Work to do
What follows is a set of records; restate each one word for word and drop the pictures.

##### Extracted records

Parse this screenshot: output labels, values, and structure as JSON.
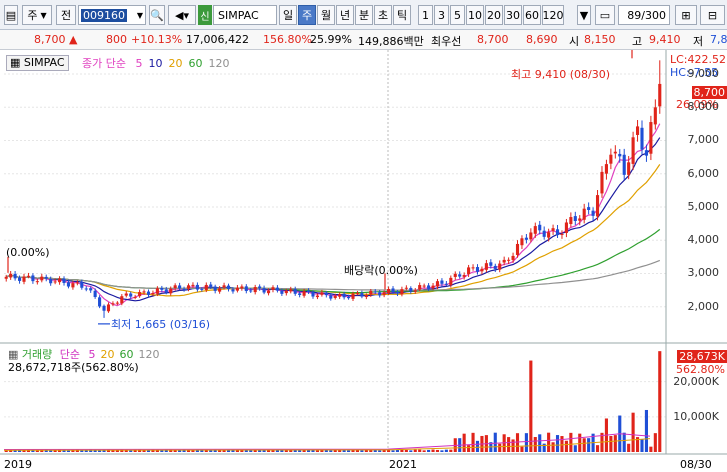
{
  "toolbar": {
    "market_label": "주",
    "jeon_label": "전",
    "code": "009160",
    "name": "SIMPAC",
    "badge": "신",
    "periods": [
      "일",
      "주",
      "월",
      "년",
      "분",
      "초",
      "틱"
    ],
    "selected_period": "주",
    "counts": [
      "1",
      "3",
      "5",
      "10",
      "20",
      "30",
      "60",
      "120"
    ],
    "page_counter": "89/300"
  },
  "quote": {
    "price": "8,700",
    "change_arrow": "▲",
    "change": "800",
    "change_pct": "+10.13%",
    "volume": "17,006,422",
    "volume_ratio": "156.80%",
    "turnover": "25.99%",
    "amount": "149,886백만",
    "best_label": "최우선",
    "best": "8,700",
    "ask": "8,690",
    "open_label": "시",
    "open": "8,150",
    "high_label": "고",
    "high": "9,410",
    "low_label": "저",
    "low": "7,8"
  },
  "price_panel": {
    "stock_label": "SIMPAC",
    "ma_title": "종가 단순",
    "ma_periods": [
      "5",
      "10",
      "20",
      "60",
      "120"
    ],
    "ma_colors": [
      "#e040c0",
      "#1a1aa0",
      "#e0a000",
      "#30a030",
      "#909090"
    ],
    "lc": "LC:422.52",
    "hc": "HC:-7.55",
    "current_tag": "8,700",
    "pct_tag": "26.09%",
    "high_annotation": "최고 9,410 (08/30)",
    "low_annotation": "최저 1,665 (03/16)",
    "start_annotation": "(0.00%)",
    "dividend_annotation": "배당락(0.00%)",
    "y_ticks": [
      "9,000",
      "8,000",
      "7,000",
      "6,000",
      "5,000",
      "4,000",
      "3,000",
      "2,000"
    ]
  },
  "volume_panel": {
    "title": "거래량",
    "ma_title": "단순",
    "ma_periods": [
      "5",
      "20",
      "60",
      "120"
    ],
    "ma_colors": [
      "#d030c0",
      "#e0a000",
      "#30a030",
      "#909090"
    ],
    "info": "28,672,718주(562.80%)",
    "current_tag": "28,673K",
    "pct_tag": "562.80%",
    "y_ticks": [
      "20,000K",
      "10,000K"
    ]
  },
  "x_axis": {
    "labels": [
      "2019",
      "2021",
      "08/30"
    ]
  },
  "colors": {
    "up": "#e0241a",
    "down": "#1f4fd6",
    "accent": "#4a79c7"
  },
  "chart_data": {
    "type": "candlestick",
    "title": "SIMPAC",
    "price_ylim": [
      1000,
      9600
    ],
    "volume_ylim": [
      0,
      29000
    ],
    "volume_unit": "K",
    "high": 9410,
    "low": 1665,
    "last_close": 8700
  }
}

##########

Written solution
Parse this screenshot: output labels, values, and structure as JSON.
{
  "toolbar": {
    "market_label": "주",
    "jeon_label": "전",
    "code": "009160",
    "name": "SIMPAC",
    "badge": "신",
    "periods": [
      "일",
      "주",
      "월",
      "년",
      "분",
      "초",
      "틱"
    ],
    "selected_period": "주",
    "counts": [
      "1",
      "3",
      "5",
      "10",
      "20",
      "30",
      "60",
      "120"
    ],
    "page_counter": "89/300"
  },
  "quote": {
    "price": "8,700",
    "change_arrow": "▲",
    "change": "800",
    "change_pct": "+10.13%",
    "volume": "17,006,422",
    "volume_ratio": "156.80%",
    "turnover": "25.99%",
    "amount": "149,886백만",
    "best_label": "최우선",
    "best": "8,700",
    "ask": "8,690",
    "open_label": "시",
    "open": "8,150",
    "high_label": "고",
    "high": "9,410",
    "low_label": "저",
    "low": "7,8"
  },
  "price_panel": {
    "stock_label": "SIMPAC",
    "ma_title": "종가 단순",
    "ma_periods": [
      "5",
      "10",
      "20",
      "60",
      "120"
    ],
    "ma_colors": [
      "#e040c0",
      "#1a1aa0",
      "#e0a000",
      "#30a030",
      "#909090"
    ],
    "lc": "LC:422.52",
    "hc": "HC:-7.55",
    "current_tag": "8,700",
    "pct_tag": "26.09%",
    "high_annotation": "최고 9,410 (08/30)",
    "low_annotation": "최저 1,665 (03/16)",
    "start_annotation": "(0.00%)",
    "dividend_annotation": "배당락(0.00%)",
    "y_ticks": [
      "9,000",
      "8,000",
      "7,000",
      "6,000",
      "5,000",
      "4,000",
      "3,000",
      "2,000"
    ]
  },
  "volume_panel": {
    "title": "거래량",
    "ma_title": "단순",
    "ma_periods": [
      "5",
      "20",
      "60",
      "120"
    ],
    "ma_colors": [
      "#d030c0",
      "#e0a000",
      "#30a030",
      "#909090"
    ],
    "info": "28,672,718주(562.80%)",
    "current_tag": "28,673K",
    "pct_tag": "562.80%",
    "y_ticks": [
      "20,000K",
      "10,000K"
    ]
  },
  "x_axis": {
    "labels": [
      "2019",
      "2021",
      "08/30"
    ]
  },
  "colors": {
    "up": "#e0241a",
    "down": "#1f4fd6",
    "accent": "#4a79c7"
  },
  "chart_data": {
    "type": "candlestick",
    "title": "SIMPAC",
    "price_ylim": [
      1000,
      9600
    ],
    "volume_ylim": [
      0,
      29000
    ],
    "volume_unit": "K",
    "high": 9410,
    "low": 1665,
    "last_close": 8700
  }
}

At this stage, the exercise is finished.